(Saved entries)
****************************************
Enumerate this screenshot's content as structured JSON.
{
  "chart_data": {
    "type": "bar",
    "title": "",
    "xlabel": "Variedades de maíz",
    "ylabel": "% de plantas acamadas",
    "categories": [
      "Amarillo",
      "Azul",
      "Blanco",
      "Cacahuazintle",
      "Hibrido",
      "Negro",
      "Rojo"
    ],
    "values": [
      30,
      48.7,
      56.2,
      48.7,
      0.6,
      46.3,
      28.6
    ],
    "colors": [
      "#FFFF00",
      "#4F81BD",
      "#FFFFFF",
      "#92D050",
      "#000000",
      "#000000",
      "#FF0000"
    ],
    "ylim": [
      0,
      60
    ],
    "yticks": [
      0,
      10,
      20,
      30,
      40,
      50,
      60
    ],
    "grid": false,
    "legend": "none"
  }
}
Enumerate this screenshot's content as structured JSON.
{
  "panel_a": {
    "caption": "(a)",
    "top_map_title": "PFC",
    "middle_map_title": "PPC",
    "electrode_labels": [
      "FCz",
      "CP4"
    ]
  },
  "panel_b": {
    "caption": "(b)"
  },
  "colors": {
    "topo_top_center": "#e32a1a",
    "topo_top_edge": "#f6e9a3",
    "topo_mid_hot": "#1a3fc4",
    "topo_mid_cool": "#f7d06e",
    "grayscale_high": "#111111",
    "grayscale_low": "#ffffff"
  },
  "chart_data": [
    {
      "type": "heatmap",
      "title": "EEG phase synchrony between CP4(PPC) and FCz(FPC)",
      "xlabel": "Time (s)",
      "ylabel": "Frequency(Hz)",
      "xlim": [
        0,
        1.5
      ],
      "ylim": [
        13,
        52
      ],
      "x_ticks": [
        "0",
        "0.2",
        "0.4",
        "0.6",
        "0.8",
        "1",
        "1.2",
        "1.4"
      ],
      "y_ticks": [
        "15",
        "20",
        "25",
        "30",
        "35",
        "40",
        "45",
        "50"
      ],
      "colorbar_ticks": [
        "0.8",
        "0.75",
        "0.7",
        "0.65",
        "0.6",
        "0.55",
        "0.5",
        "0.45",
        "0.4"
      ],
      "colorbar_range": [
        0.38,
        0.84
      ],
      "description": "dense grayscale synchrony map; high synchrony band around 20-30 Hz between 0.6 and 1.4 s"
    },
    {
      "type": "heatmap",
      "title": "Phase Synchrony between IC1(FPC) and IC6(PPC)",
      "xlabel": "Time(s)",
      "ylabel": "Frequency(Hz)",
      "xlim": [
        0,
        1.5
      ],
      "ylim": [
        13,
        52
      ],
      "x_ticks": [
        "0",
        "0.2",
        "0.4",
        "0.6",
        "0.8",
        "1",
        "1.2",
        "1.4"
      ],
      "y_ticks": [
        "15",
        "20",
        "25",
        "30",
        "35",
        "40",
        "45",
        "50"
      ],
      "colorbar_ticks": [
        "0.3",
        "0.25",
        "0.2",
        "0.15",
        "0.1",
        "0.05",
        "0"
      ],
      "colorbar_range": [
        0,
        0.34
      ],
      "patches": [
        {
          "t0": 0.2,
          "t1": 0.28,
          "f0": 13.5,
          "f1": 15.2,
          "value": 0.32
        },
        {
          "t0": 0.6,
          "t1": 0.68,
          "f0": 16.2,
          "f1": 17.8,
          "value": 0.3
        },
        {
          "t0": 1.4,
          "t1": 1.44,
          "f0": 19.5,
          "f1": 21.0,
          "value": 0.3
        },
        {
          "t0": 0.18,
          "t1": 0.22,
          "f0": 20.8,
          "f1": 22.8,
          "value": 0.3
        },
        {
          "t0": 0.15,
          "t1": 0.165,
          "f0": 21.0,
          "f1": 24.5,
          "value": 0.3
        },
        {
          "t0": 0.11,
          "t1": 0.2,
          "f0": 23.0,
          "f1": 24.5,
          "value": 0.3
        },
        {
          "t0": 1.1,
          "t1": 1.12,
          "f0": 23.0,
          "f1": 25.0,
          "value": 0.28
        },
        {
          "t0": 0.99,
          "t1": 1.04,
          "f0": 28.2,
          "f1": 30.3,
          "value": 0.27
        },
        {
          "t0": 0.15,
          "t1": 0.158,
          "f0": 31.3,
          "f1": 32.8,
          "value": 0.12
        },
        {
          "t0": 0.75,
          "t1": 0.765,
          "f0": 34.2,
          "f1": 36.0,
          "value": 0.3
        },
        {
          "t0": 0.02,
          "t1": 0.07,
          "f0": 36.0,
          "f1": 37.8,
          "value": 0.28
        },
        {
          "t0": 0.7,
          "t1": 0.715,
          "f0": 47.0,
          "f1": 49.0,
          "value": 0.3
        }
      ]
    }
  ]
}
****************************************
WRITTEN EXERCISE - Can you give every line above again, exactly as written?

RESPONSE FOR THIS EXERCISE -
Enumerate this screenshot's content as structured JSON.
{
  "chart_data": {
    "type": "bar",
    "title": "",
    "xlabel": "Variedades de maíz",
    "ylabel": "% de plantas acamadas",
    "categories": [
      "Amarillo",
      "Azul",
      "Blanco",
      "Cacahuazintle",
      "Hibrido",
      "Negro",
      "Rojo"
    ],
    "values": [
      30,
      48.7,
      56.2,
      48.7,
      0.6,
      46.3,
      28.6
    ],
    "colors": [
      "#FFFF00",
      "#4F81BD",
      "#FFFFFF",
      "#92D050",
      "#000000",
      "#000000",
      "#FF0000"
    ],
    "ylim": [
      0,
      60
    ],
    "yticks": [
      0,
      10,
      20,
      30,
      40,
      50,
      60
    ],
    "grid": false,
    "legend": "none"
  }
}
Enumerate this screenshot's content as structured JSON.
{
  "panel_a": {
    "caption": "(a)",
    "top_map_title": "PFC",
    "middle_map_title": "PPC",
    "electrode_labels": [
      "FCz",
      "CP4"
    ]
  },
  "panel_b": {
    "caption": "(b)"
  },
  "colors": {
    "topo_top_center": "#e32a1a",
    "topo_top_edge": "#f6e9a3",
    "topo_mid_hot": "#1a3fc4",
    "topo_mid_cool": "#f7d06e",
    "grayscale_high": "#111111",
    "grayscale_low": "#ffffff"
  },
  "chart_data": [
    {
      "type": "heatmap",
      "title": "EEG phase synchrony between CP4(PPC) and FCz(FPC)",
      "xlabel": "Time (s)",
      "ylabel": "Frequency(Hz)",
      "xlim": [
        0,
        1.5
      ],
      "ylim": [
        13,
        52
      ],
      "x_ticks": [
        "0",
        "0.2",
        "0.4",
        "0.6",
        "0.8",
        "1",
        "1.2",
        "1.4"
      ],
      "y_ticks": [
        "15",
        "20",
        "25",
        "30",
        "35",
        "40",
        "45",
        "50"
      ],
      "colorbar_ticks": [
        "0.8",
        "0.75",
        "0.7",
        "0.65",
        "0.6",
        "0.55",
        "0.5",
        "0.45",
        "0.4"
      ],
      "colorbar_range": [
        0.38,
        0.84
      ],
      "description": "dense grayscale synchrony map; high synchrony band around 20-30 Hz between 0.6 and 1.4 s"
    },
    {
      "type": "heatmap",
      "title": "Phase Synchrony between IC1(FPC) and IC6(PPC)",
      "xlabel": "Time(s)",
      "ylabel": "Frequency(Hz)",
      "xlim": [
        0,
        1.5
      ],
      "ylim": [
        13,
        52
      ],
      "x_ticks": [
        "0",
        "0.2",
        "0.4",
        "0.6",
        "0.8",
        "1",
        "1.2",
        "1.4"
      ],
      "y_ticks": [
        "15",
        "20",
        "25",
        "30",
        "35",
        "40",
        "45",
        "50"
      ],
      "colorbar_ticks": [
        "0.3",
        "0.25",
        "0.2",
        "0.15",
        "0.1",
        "0.05",
        "0"
      ],
      "colorbar_range": [
        0,
        0.34
      ],
      "patches": [
        {
          "t0": 0.2,
          "t1": 0.28,
          "f0": 13.5,
          "f1": 15.2,
          "value": 0.32
        },
        {
          "t0": 0.6,
          "t1": 0.68,
          "f0": 16.2,
          "f1": 17.8,
          "value": 0.3
        },
        {
          "t0": 1.4,
          "t1": 1.44,
          "f0": 19.5,
          "f1": 21.0,
          "value": 0.3
        },
        {
          "t0": 0.18,
          "t1": 0.22,
          "f0": 20.8,
          "f1": 22.8,
          "value": 0.3
        },
        {
          "t0": 0.15,
          "t1": 0.165,
          "f0": 21.0,
          "f1": 24.5,
          "value": 0.3
        },
        {
          "t0": 0.11,
          "t1": 0.2,
          "f0": 23.0,
          "f1": 24.5,
          "value": 0.3
        },
        {
          "t0": 1.1,
          "t1": 1.12,
          "f0": 23.0,
          "f1": 25.0,
          "value": 0.28
        },
        {
          "t0": 0.99,
          "t1": 1.04,
          "f0": 28.2,
          "f1": 30.3,
          "value": 0.27
        },
        {
          "t0": 0.15,
          "t1": 0.158,
          "f0": 31.3,
          "f1": 32.8,
          "value": 0.12
        },
        {
          "t0": 0.75,
          "t1": 0.765,
          "f0": 34.2,
          "f1": 36.0,
          "value": 0.3
        },
        {
          "t0": 0.02,
          "t1": 0.07,
          "f0": 36.0,
          "f1": 37.8,
          "value": 0.28
        },
        {
          "t0": 0.7,
          "t1": 0.715,
          "f0": 47.0,
          "f1": 49.0,
          "value": 0.3
        }
      ]
    }
  ]
}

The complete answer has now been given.